**WHAT YOU HAVE TO DO:** Please print the full listing exactly.

----- DATA FOR THIS TASK -----

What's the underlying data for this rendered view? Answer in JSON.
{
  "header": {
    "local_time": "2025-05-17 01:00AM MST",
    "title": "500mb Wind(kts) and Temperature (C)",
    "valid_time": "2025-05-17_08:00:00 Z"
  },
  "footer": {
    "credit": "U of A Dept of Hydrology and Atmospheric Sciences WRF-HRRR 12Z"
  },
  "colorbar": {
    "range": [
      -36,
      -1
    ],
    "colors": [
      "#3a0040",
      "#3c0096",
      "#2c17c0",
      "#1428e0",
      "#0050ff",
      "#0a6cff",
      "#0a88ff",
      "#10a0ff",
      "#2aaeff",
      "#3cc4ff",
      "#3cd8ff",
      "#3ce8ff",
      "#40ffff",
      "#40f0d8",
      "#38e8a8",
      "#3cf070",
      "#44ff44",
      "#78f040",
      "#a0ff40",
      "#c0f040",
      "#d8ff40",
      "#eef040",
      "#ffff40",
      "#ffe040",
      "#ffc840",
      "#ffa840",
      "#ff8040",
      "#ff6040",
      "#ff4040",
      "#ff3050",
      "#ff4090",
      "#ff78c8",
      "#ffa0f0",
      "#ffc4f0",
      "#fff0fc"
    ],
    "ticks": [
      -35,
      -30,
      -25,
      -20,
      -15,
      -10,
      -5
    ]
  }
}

-----

**PROBLEM SOLUTION:**
What's the underlying data for this rendered view? Answer in JSON.
{
  "header": {
    "local_time": "2025-05-17 01:00AM MST",
    "title": "500mb Wind(kts) and Temperature (C)",
    "valid_time": "2025-05-17_08:00:00 Z"
  },
  "footer": {
    "credit": "U of A Dept of Hydrology and Atmospheric Sciences WRF-HRRR 12Z"
  },
  "colorbar": {
    "range": [
      -36,
      -1
    ],
    "colors": [
      "#3a0040",
      "#3c0096",
      "#2c17c0",
      "#1428e0",
      "#0050ff",
      "#0a6cff",
      "#0a88ff",
      "#10a0ff",
      "#2aaeff",
      "#3cc4ff",
      "#3cd8ff",
      "#3ce8ff",
      "#40ffff",
      "#40f0d8",
      "#38e8a8",
      "#3cf070",
      "#44ff44",
      "#78f040",
      "#a0ff40",
      "#c0f040",
      "#d8ff40",
      "#eef040",
      "#ffff40",
      "#ffe040",
      "#ffc840",
      "#ffa840",
      "#ff8040",
      "#ff6040",
      "#ff4040",
      "#ff3050",
      "#ff4090",
      "#ff78c8",
      "#ffa0f0",
      "#ffc4f0",
      "#fff0fc"
    ],
    "ticks": [
      -35,
      -30,
      -25,
      -20,
      -15,
      -10,
      -5
    ]
  }
}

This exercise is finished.